**Your instructions**
Below are some records; return each one exactly.

::: Supplied material

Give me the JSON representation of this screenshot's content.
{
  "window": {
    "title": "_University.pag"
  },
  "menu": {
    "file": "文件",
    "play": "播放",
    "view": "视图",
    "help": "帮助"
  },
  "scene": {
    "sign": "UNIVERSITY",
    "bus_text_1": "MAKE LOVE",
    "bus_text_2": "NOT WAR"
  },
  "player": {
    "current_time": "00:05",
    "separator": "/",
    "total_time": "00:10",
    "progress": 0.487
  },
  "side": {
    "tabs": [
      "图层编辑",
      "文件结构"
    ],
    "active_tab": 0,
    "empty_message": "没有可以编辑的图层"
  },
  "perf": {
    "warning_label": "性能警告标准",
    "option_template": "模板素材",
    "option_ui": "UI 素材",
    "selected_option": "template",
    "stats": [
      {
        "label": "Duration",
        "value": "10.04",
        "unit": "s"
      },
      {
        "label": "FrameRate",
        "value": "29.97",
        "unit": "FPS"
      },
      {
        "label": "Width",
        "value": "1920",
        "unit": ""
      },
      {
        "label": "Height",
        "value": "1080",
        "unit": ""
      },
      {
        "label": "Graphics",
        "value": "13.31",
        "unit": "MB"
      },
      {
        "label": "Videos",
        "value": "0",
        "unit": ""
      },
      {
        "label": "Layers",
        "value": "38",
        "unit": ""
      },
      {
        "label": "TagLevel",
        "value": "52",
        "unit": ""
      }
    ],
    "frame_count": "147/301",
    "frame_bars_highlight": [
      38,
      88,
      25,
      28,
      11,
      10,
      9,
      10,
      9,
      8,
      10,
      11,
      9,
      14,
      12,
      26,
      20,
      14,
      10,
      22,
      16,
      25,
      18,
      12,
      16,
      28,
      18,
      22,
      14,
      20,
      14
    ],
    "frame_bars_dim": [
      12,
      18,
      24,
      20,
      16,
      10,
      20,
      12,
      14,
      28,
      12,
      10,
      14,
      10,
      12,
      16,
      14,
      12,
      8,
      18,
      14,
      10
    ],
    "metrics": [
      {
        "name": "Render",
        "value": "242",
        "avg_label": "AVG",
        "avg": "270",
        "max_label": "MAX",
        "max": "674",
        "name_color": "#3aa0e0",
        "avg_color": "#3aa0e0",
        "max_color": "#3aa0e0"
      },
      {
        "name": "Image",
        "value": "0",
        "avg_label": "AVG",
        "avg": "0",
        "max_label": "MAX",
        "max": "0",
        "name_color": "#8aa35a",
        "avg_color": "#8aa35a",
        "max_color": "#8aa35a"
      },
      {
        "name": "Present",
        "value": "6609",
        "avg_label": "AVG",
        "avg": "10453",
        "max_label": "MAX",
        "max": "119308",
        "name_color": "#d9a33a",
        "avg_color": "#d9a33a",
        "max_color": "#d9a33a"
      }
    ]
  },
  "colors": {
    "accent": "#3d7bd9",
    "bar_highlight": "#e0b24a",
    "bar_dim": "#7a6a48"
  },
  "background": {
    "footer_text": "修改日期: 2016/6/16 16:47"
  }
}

::::::

**Answer to this problem**
Give me the JSON representation of this screenshot's content.
{
  "window": {
    "title": "_University.pag"
  },
  "menu": {
    "file": "文件",
    "play": "播放",
    "view": "视图",
    "help": "帮助"
  },
  "scene": {
    "sign": "UNIVERSITY",
    "bus_text_1": "MAKE LOVE",
    "bus_text_2": "NOT WAR"
  },
  "player": {
    "current_time": "00:05",
    "separator": "/",
    "total_time": "00:10",
    "progress": 0.487
  },
  "side": {
    "tabs": [
      "图层编辑",
      "文件结构"
    ],
    "active_tab": 0,
    "empty_message": "没有可以编辑的图层"
  },
  "perf": {
    "warning_label": "性能警告标准",
    "option_template": "模板素材",
    "option_ui": "UI 素材",
    "selected_option": "template",
    "stats": [
      {
        "label": "Duration",
        "value": "10.04",
        "unit": "s"
      },
      {
        "label": "FrameRate",
        "value": "29.97",
        "unit": "FPS"
      },
      {
        "label": "Width",
        "value": "1920",
        "unit": ""
      },
      {
        "label": "Height",
        "value": "1080",
        "unit": ""
      },
      {
        "label": "Graphics",
        "value": "13.31",
        "unit": "MB"
      },
      {
        "label": "Videos",
        "value": "0",
        "unit": ""
      },
      {
        "label": "Layers",
        "value": "38",
        "unit": ""
      },
      {
        "label": "TagLevel",
        "value": "52",
        "unit": ""
      }
    ],
    "frame_count": "147/301",
    "frame_bars_highlight": [
      38,
      88,
      25,
      28,
      11,
      10,
      9,
      10,
      9,
      8,
      10,
      11,
      9,
      14,
      12,
      26,
      20,
      14,
      10,
      22,
      16,
      25,
      18,
      12,
      16,
      28,
      18,
      22,
      14,
      20,
      14
    ],
    "frame_bars_dim": [
      12,
      18,
      24,
      20,
      16,
      10,
      20,
      12,
      14,
      28,
      12,
      10,
      14,
      10,
      12,
      16,
      14,
      12,
      8,
      18,
      14,
      10
    ],
    "metrics": [
      {
        "name": "Render",
        "value": "242",
        "avg_label": "AVG",
        "avg": "270",
        "max_label": "MAX",
        "max": "674",
        "name_color": "#3aa0e0",
        "avg_color": "#3aa0e0",
        "max_color": "#3aa0e0"
      },
      {
        "name": "Image",
        "value": "0",
        "avg_label": "AVG",
        "avg": "0",
        "max_label": "MAX",
        "max": "0",
        "name_color": "#8aa35a",
        "avg_color": "#8aa35a",
        "max_color": "#8aa35a"
      },
      {
        "name": "Present",
        "value": "6609",
        "avg_label": "AVG",
        "avg": "10453",
        "max_label": "MAX",
        "max": "119308",
        "name_color": "#d9a33a",
        "avg_color": "#d9a33a",
        "max_color": "#d9a33a"
      }
    ]
  },
  "colors": {
    "accent": "#3d7bd9",
    "bar_highlight": "#e0b24a",
    "bar_dim": "#7a6a48"
  },
  "background": {
    "footer_text": "修改日期: 2016/6/16 16:47"
  }
}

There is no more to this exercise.